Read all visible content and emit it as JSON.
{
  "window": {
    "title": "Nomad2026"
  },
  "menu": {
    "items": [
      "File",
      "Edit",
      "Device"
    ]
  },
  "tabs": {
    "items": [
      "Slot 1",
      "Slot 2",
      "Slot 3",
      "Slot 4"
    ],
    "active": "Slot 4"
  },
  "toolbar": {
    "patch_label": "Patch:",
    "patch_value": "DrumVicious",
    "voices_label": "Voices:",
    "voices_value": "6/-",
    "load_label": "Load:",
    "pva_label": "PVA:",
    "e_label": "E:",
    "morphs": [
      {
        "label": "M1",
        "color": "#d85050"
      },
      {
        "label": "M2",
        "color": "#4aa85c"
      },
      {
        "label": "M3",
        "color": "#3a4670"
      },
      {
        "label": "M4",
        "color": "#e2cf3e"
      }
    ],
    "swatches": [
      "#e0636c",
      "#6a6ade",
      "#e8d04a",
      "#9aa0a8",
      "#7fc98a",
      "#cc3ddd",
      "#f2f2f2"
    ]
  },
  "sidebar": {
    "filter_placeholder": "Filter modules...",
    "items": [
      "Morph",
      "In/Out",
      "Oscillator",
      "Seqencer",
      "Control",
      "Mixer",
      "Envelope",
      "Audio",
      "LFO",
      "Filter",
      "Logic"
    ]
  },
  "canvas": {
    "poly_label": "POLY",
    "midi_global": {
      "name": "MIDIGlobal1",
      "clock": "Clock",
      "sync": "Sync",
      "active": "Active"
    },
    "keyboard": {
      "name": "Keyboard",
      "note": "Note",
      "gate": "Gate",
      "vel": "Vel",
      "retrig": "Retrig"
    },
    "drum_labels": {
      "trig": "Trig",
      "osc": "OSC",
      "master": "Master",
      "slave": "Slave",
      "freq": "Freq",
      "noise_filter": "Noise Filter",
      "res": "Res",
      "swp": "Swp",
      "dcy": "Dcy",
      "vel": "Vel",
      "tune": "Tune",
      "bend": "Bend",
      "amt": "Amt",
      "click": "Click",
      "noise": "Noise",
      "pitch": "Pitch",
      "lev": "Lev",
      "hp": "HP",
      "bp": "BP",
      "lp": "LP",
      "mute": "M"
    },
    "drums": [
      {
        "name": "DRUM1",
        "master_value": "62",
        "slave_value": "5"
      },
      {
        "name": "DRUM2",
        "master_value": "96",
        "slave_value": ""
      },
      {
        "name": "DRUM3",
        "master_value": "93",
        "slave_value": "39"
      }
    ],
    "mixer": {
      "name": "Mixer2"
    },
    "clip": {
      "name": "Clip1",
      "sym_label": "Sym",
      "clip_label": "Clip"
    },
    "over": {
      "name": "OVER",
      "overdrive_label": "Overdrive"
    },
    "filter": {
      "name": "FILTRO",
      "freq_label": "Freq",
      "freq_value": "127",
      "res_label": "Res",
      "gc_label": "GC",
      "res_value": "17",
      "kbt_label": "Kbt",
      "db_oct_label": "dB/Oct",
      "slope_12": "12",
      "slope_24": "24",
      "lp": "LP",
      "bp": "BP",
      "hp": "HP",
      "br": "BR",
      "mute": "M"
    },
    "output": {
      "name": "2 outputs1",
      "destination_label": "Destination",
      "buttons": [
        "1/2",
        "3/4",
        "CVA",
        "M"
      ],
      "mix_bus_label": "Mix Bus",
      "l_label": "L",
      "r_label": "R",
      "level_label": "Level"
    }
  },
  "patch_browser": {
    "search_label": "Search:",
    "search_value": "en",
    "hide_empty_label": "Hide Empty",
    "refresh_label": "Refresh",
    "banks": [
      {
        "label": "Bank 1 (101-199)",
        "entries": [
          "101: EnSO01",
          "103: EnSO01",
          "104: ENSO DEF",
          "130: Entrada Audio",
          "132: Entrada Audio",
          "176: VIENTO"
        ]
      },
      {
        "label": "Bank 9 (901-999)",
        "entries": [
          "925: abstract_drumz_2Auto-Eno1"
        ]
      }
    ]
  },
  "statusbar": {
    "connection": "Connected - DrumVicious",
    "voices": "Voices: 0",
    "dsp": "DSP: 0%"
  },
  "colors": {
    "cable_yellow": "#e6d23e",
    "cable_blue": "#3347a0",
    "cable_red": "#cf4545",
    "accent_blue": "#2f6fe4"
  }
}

----------

JOB:
Pull out every line of the records that includes the string "Entrada".

RESPONSE TO THIS TASK:
          "130: Entrada Audio",
          "132: Entrada Audio",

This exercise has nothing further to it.